START
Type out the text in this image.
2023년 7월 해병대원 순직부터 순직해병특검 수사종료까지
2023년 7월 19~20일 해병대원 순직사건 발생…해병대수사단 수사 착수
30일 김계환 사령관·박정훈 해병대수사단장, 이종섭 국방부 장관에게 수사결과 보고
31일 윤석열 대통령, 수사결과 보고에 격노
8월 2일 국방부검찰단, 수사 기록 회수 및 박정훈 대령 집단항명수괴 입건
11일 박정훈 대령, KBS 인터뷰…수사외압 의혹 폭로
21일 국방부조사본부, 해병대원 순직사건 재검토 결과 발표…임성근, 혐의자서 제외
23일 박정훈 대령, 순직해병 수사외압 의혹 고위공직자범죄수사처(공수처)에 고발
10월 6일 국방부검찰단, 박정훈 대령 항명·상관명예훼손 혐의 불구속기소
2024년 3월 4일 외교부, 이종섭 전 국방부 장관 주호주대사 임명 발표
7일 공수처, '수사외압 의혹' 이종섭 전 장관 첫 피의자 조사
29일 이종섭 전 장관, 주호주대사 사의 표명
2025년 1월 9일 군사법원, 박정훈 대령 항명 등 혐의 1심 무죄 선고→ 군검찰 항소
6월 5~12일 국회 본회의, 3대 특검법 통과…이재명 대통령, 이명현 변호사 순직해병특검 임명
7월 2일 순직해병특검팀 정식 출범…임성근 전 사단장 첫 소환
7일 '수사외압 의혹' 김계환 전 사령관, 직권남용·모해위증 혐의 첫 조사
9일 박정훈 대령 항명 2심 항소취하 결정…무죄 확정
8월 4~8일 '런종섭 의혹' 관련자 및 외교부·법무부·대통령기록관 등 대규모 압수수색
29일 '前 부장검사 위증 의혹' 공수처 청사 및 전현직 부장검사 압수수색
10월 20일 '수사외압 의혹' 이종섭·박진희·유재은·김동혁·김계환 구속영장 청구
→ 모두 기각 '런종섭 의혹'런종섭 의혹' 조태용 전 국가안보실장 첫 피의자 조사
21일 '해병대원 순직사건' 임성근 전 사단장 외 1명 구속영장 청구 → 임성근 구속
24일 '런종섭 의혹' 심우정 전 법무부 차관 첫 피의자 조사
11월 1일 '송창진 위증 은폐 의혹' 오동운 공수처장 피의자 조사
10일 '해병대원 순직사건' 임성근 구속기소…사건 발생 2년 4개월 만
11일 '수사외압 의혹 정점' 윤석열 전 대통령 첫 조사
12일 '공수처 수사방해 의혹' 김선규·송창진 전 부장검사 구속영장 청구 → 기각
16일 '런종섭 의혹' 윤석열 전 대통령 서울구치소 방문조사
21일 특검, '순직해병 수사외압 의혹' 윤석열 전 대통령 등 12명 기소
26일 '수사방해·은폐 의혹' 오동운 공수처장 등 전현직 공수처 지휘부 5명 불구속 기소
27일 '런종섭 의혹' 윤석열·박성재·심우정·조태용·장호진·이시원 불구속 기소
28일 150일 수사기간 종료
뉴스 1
END
PROBLEM TO WORK ON: Output the records exactly, including every line.

ANSWER TO THIS EXERCISE:
Type out the text in this image.
2023년 7월 해병대원 순직부터 순직해병특검 수사종료까지
2023년 7월 19~20일 해병대원 순직사건 발생…해병대수사단 수사 착수
30일 김계환 사령관·박정훈 해병대수사단장, 이종섭 국방부 장관에게 수사결과 보고
31일 윤석열 대통령, 수사결과 보고에 격노
8월 2일 국방부검찰단, 수사 기록 회수 및 박정훈 대령 집단항명수괴 입건
11일 박정훈 대령, KBS 인터뷰…수사외압 의혹 폭로
21일 국방부조사본부, 해병대원 순직사건 재검토 결과 발표…임성근, 혐의자서 제외
23일 박정훈 대령, 순직해병 수사외압 의혹 고위공직자범죄수사처(공수처)에 고발
10월 6일 국방부검찰단, 박정훈 대령 항명·상관명예훼손 혐의 불구속기소
2024년 3월 4일 외교부, 이종섭 전 국방부 장관 주호주대사 임명 발표
7일 공수처, '수사외압 의혹' 이종섭 전 장관 첫 피의자 조사
29일 이종섭 전 장관, 주호주대사 사의 표명
2025년 1월 9일 군사법원, 박정훈 대령 항명 등 혐의 1심 무죄 선고→ 군검찰 항소
6월 5~12일 국회 본회의, 3대 특검법 통과…이재명 대통령, 이명현 변호사 순직해병특검 임명
7월 2일 순직해병특검팀 정식 출범…임성근 전 사단장 첫 소환
7일 '수사외압 의혹' 김계환 전 사령관, 직권남용·모해위증 혐의 첫 조사
9일 박정훈 대령 항명 2심 항소취하 결정…무죄 확정
8월 4~8일 '런종섭 의혹' 관련자 및 외교부·법무부·대통령기록관 등 대규모 압수수색
29일 '前 부장검사 위증 의혹' 공수처 청사 및 전현직 부장검사 압수수색
10월 20일 '수사외압 의혹' 이종섭·박진희·유재은·김동혁·김계환 구속영장 청구
→ 모두 기각 '런종섭 의혹'런종섭 의혹' 조태용 전 국가안보실장 첫 피의자 조사
21일 '해병대원 순직사건' 임성근 전 사단장 외 1명 구속영장 청구 → 임성근 구속
24일 '런종섭 의혹' 심우정 전 법무부 차관 첫 피의자 조사
11월 1일 '송창진 위증 은폐 의혹' 오동운 공수처장 피의자 조사
10일 '해병대원 순직사건' 임성근 구속기소…사건 발생 2년 4개월 만
11일 '수사외압 의혹 정점' 윤석열 전 대통령 첫 조사
12일 '공수처 수사방해 의혹' 김선규·송창진 전 부장검사 구속영장 청구 → 기각
16일 '런종섭 의혹' 윤석열 전 대통령 서울구치소 방문조사
21일 특검, '순직해병 수사외압 의혹' 윤석열 전 대통령 등 12명 기소
26일 '수사방해·은폐 의혹' 오동운 공수처장 등 전현직 공수처 지휘부 5명 불구속 기소
27일 '런종섭 의혹' 윤석열·박성재·심우정·조태용·장호진·이시원 불구속 기소
28일 150일 수사기간 종료
뉴스 1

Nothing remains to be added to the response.